— BEGIN DATASET ENTRIES —

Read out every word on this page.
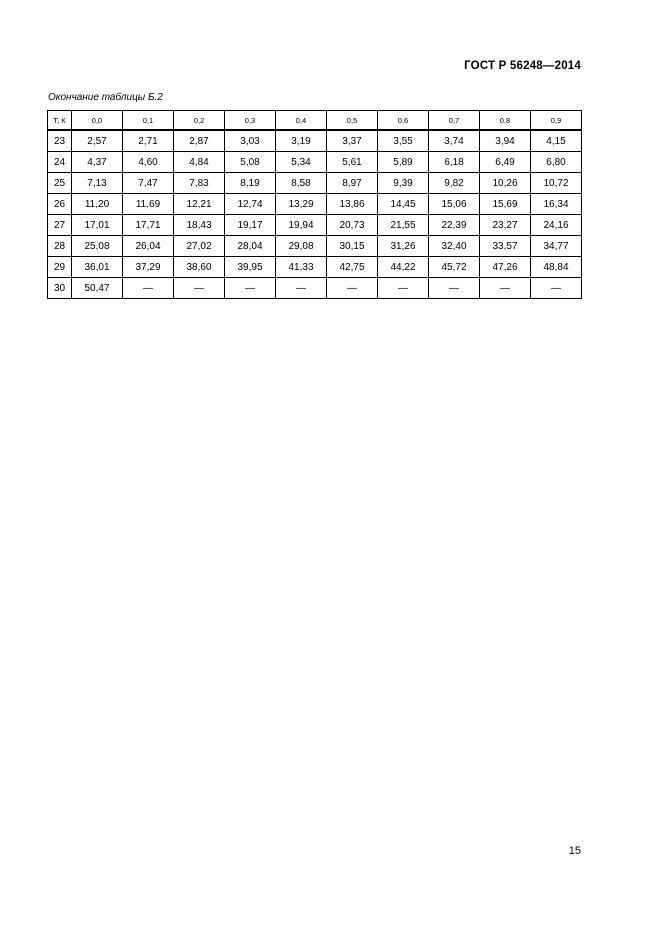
ГОСТ Р 56248—2014
Окончание таблицы Б.2
Т, К	0,0	0,1	0,2	0,3	0,4	0,5	0,6	0,7	0,8	0,9
23	2,57	2,71	2,87	3,03	3,19	3,37	3,55	3,74	3,94	4,15
24	4,37	4,60	4,84	5,08	5,34	5,61	5,89	6,18	6,49	6,80
25	7,13	7,47	7,83	8,19	8,58	8,97	9,39	9,82	10,26	10,72
26	11,20	11,69	12,21	12,74	13,29	13,86	14,45	15,06	15,69	16,34
27	17,01	17,71	18,43	19,17	19,94	20,73	21,55	22,39	23,27	24,16
28	25,08	26,04	27,02	28,04	29,08	30,15	31,26	32,40	33,57	34,77
29	36,01	37,29	38,60	39,95	41,33	42,75	44,22	45,72	47,26	48,84
30	50,47	—	—	—	—	—	—	—	—	—
15
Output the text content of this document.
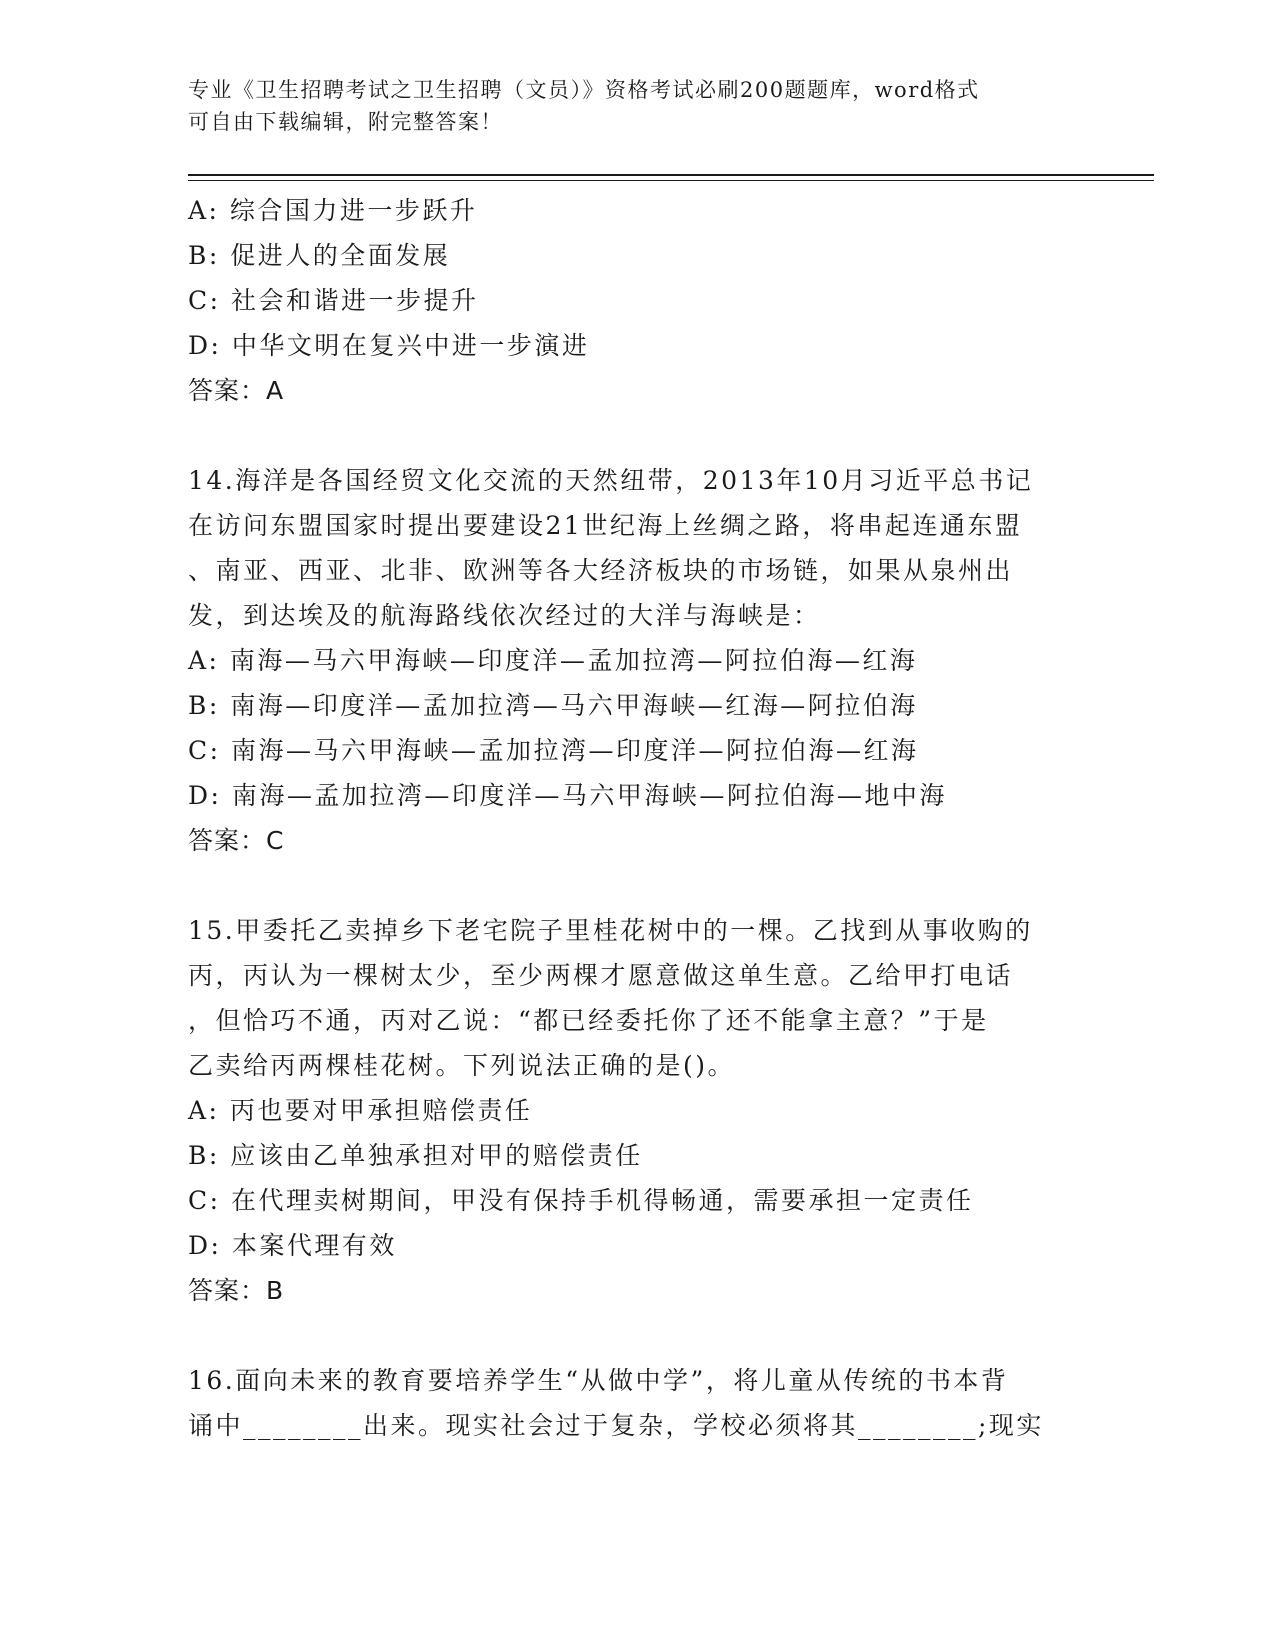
专业《卫生招聘考试之卫生招聘（文员）》资格考试必刷200题题库，word格式
可自由下载编辑，附完整答案！
A: 综合国力进一步跃升
B: 促进人的全面发展
C: 社会和谐进一步提升
D: 中华文明在复兴中进一步演进
答案：A
14.海洋是各国经贸文化交流的天然纽带，2013年10月习近平总书记
在访问东盟国家时提出要建设21世纪海上丝绸之路，将串起连通东盟
、南亚、西亚、北非、欧洲等各大经济板块的市场链，如果从泉州出
发，到达埃及的航海路线依次经过的大洋与海峡是：
A: 南海—马六甲海峡—印度洋—孟加拉湾—阿拉伯海—红海
B: 南海—印度洋—孟加拉湾—马六甲海峡—红海—阿拉伯海
C: 南海—马六甲海峡—孟加拉湾—印度洋—阿拉伯海—红海
D: 南海—孟加拉湾—印度洋—马六甲海峡—阿拉伯海—地中海
答案：C
15.甲委托乙卖掉乡下老宅院子里桂花树中的一棵。乙找到从事收购的
丙，丙认为一棵树太少，至少两棵才愿意做这单生意。乙给甲打电话
，但恰巧不通，丙对乙说：“都已经委托你了还不能拿主意？”于是
乙卖给丙两棵桂花树。下列说法正确的是()。
A: 丙也要对甲承担赔偿责任
B: 应该由乙单独承担对甲的赔偿责任
C: 在代理卖树期间，甲没有保持手机得畅通，需要承担一定责任
D: 本案代理有效
答案：B
16.面向未来的教育要培养学生“从做中学”，将儿童从传统的书本背
诵中________出来。现实社会过于复杂，学校必须将其________;现实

— END DATASET ENTRIES —

■ **EXERCISE DIRECTIONS**: Produce an exact copy of each line of data, skipping embedded images.

■ **FINISHED TASK**:
Read out every word on this page.
ГОСТ Р 56248—2014
Окончание таблицы Б.2
Т, К	0,0	0,1	0,2	0,3	0,4	0,5	0,6	0,7	0,8	0,9
23	2,57	2,71	2,87	3,03	3,19	3,37	3,55	3,74	3,94	4,15
24	4,37	4,60	4,84	5,08	5,34	5,61	5,89	6,18	6,49	6,80
25	7,13	7,47	7,83	8,19	8,58	8,97	9,39	9,82	10,26	10,72
26	11,20	11,69	12,21	12,74	13,29	13,86	14,45	15,06	15,69	16,34
27	17,01	17,71	18,43	19,17	19,94	20,73	21,55	22,39	23,27	24,16
28	25,08	26,04	27,02	28,04	29,08	30,15	31,26	32,40	33,57	34,77
29	36,01	37,29	38,60	39,95	41,33	42,75	44,22	45,72	47,26	48,84
30	50,47	—	—	—	—	—	—	—	—	—
15
Output the text content of this document.
专业《卫生招聘考试之卫生招聘（文员）》资格考试必刷200题题库，word格式
可自由下载编辑，附完整答案！
A: 综合国力进一步跃升
B: 促进人的全面发展
C: 社会和谐进一步提升
D: 中华文明在复兴中进一步演进
答案：A
14.海洋是各国经贸文化交流的天然纽带，2013年10月习近平总书记
在访问东盟国家时提出要建设21世纪海上丝绸之路，将串起连通东盟
、南亚、西亚、北非、欧洲等各大经济板块的市场链，如果从泉州出
发，到达埃及的航海路线依次经过的大洋与海峡是：
A: 南海—马六甲海峡—印度洋—孟加拉湾—阿拉伯海—红海
B: 南海—印度洋—孟加拉湾—马六甲海峡—红海—阿拉伯海
C: 南海—马六甲海峡—孟加拉湾—印度洋—阿拉伯海—红海
D: 南海—孟加拉湾—印度洋—马六甲海峡—阿拉伯海—地中海
答案：C
15.甲委托乙卖掉乡下老宅院子里桂花树中的一棵。乙找到从事收购的
丙，丙认为一棵树太少，至少两棵才愿意做这单生意。乙给甲打电话
，但恰巧不通，丙对乙说：“都已经委托你了还不能拿主意？”于是
乙卖给丙两棵桂花树。下列说法正确的是()。
A: 丙也要对甲承担赔偿责任
B: 应该由乙单独承担对甲的赔偿责任
C: 在代理卖树期间，甲没有保持手机得畅通，需要承担一定责任
D: 本案代理有效
答案：B
16.面向未来的教育要培养学生“从做中学”，将儿童从传统的书本背
诵中________出来。现实社会过于复杂，学校必须将其________;现实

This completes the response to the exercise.